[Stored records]

====

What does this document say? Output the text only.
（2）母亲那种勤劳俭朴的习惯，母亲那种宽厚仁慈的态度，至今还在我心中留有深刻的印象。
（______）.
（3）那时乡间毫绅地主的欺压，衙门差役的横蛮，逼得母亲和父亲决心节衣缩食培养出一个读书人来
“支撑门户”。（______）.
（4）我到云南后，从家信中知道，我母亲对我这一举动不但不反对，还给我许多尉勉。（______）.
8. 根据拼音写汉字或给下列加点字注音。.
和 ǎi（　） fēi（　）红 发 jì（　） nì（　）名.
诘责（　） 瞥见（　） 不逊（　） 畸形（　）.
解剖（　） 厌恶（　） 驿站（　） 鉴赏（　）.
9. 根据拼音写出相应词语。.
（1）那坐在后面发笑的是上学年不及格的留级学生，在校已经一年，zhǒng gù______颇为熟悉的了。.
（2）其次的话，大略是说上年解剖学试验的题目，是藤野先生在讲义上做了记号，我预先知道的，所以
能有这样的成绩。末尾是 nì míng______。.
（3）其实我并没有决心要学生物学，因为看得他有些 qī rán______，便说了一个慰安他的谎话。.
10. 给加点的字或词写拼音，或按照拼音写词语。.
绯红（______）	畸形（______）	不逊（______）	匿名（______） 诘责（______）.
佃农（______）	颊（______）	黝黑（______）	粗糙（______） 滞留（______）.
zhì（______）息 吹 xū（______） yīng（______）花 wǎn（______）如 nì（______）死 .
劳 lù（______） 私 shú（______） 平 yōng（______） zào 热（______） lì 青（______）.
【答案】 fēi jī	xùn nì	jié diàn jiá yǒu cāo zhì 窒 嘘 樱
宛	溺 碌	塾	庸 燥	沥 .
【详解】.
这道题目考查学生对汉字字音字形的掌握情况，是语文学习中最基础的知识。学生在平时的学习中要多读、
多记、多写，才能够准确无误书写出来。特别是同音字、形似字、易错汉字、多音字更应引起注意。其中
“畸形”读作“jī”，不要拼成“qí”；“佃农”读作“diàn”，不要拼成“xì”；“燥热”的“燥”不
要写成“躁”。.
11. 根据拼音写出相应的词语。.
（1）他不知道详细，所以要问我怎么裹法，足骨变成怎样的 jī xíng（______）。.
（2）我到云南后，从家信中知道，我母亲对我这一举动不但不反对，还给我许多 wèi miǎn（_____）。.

====

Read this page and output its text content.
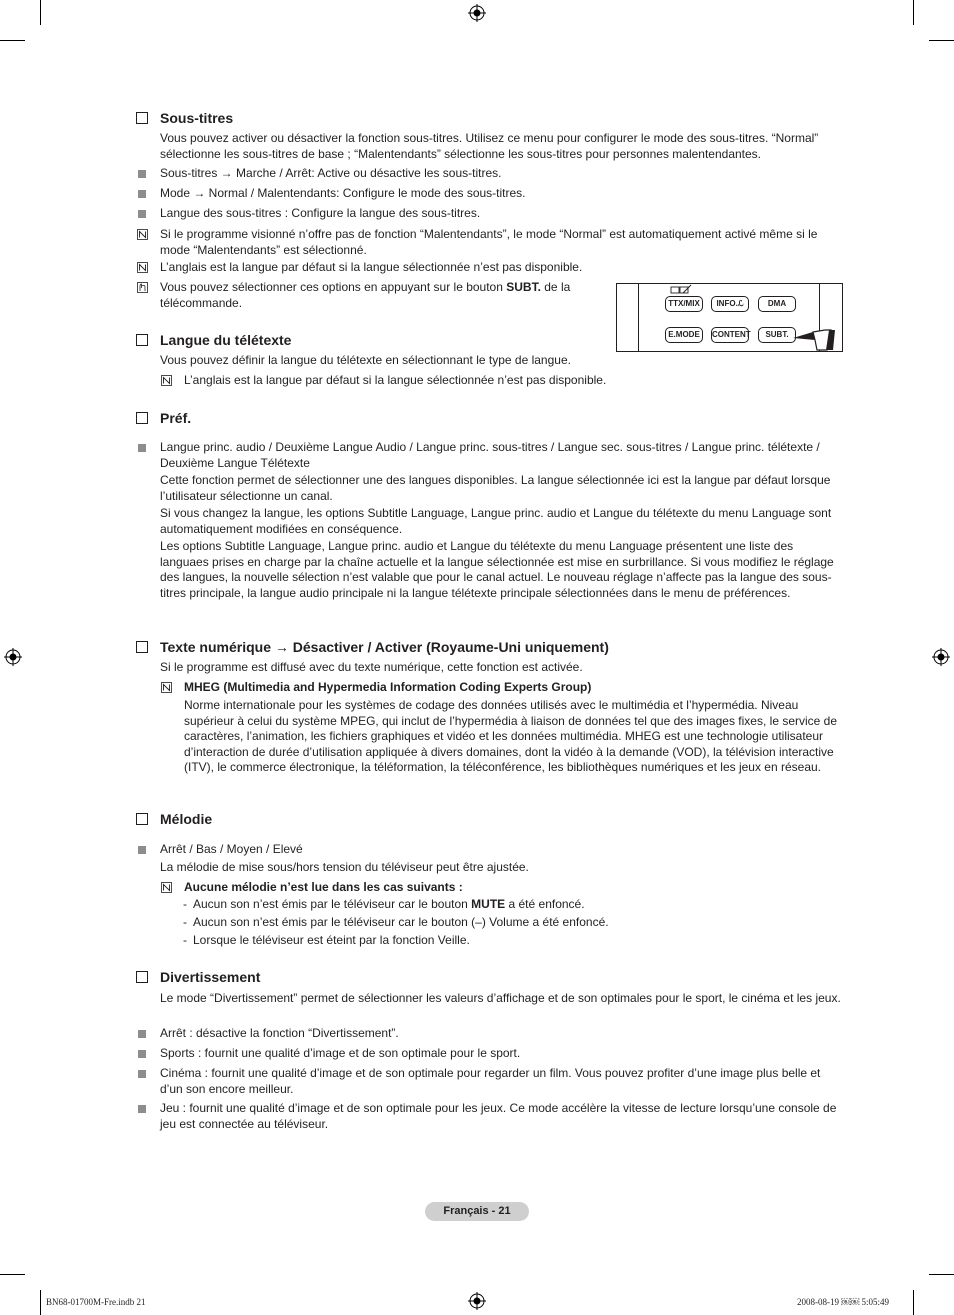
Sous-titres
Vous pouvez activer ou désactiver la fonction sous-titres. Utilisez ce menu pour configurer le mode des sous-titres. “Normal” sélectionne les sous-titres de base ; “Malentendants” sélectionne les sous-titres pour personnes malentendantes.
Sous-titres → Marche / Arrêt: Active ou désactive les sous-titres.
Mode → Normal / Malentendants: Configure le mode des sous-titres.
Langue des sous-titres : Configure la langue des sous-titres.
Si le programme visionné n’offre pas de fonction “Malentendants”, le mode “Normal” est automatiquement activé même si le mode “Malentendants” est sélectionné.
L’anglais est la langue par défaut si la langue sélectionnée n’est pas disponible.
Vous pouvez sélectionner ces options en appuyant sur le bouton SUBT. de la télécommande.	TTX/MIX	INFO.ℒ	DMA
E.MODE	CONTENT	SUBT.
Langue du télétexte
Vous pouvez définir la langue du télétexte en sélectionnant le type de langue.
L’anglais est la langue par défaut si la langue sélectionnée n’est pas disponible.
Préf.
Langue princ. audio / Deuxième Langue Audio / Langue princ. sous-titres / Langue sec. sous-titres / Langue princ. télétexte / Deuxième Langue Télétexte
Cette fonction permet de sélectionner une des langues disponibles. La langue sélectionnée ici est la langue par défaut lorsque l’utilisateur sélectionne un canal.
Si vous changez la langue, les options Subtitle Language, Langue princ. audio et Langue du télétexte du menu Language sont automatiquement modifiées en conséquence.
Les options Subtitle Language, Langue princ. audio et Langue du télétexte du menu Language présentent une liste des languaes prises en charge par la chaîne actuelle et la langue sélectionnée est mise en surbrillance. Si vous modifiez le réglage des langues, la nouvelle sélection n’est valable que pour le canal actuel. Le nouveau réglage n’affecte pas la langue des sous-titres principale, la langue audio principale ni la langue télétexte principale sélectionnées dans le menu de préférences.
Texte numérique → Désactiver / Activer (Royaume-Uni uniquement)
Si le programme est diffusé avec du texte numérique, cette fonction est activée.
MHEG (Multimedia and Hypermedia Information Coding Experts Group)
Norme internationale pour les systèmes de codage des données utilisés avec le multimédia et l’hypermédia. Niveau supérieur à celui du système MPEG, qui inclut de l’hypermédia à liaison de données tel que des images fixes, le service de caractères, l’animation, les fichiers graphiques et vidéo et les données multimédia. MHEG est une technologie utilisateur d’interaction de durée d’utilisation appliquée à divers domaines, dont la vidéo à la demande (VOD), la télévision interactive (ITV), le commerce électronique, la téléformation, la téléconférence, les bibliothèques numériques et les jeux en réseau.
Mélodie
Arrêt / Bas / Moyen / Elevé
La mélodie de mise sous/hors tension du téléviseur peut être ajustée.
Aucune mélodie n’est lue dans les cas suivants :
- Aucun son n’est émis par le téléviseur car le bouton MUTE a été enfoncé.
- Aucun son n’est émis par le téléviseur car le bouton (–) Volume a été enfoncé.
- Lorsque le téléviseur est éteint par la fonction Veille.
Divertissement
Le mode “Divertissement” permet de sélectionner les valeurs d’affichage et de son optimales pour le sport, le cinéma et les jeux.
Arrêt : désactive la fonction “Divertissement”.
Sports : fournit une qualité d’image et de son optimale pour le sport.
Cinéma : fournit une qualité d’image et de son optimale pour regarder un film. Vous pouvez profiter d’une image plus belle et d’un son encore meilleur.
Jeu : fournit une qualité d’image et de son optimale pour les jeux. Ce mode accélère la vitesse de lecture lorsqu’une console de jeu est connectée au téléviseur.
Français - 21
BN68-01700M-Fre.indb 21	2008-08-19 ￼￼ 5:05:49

====

TASK -
Tally up the lines with the word "Malentendants" in them, and answer with that number by itself.

ANSWER TO THIS EXERCISE -
3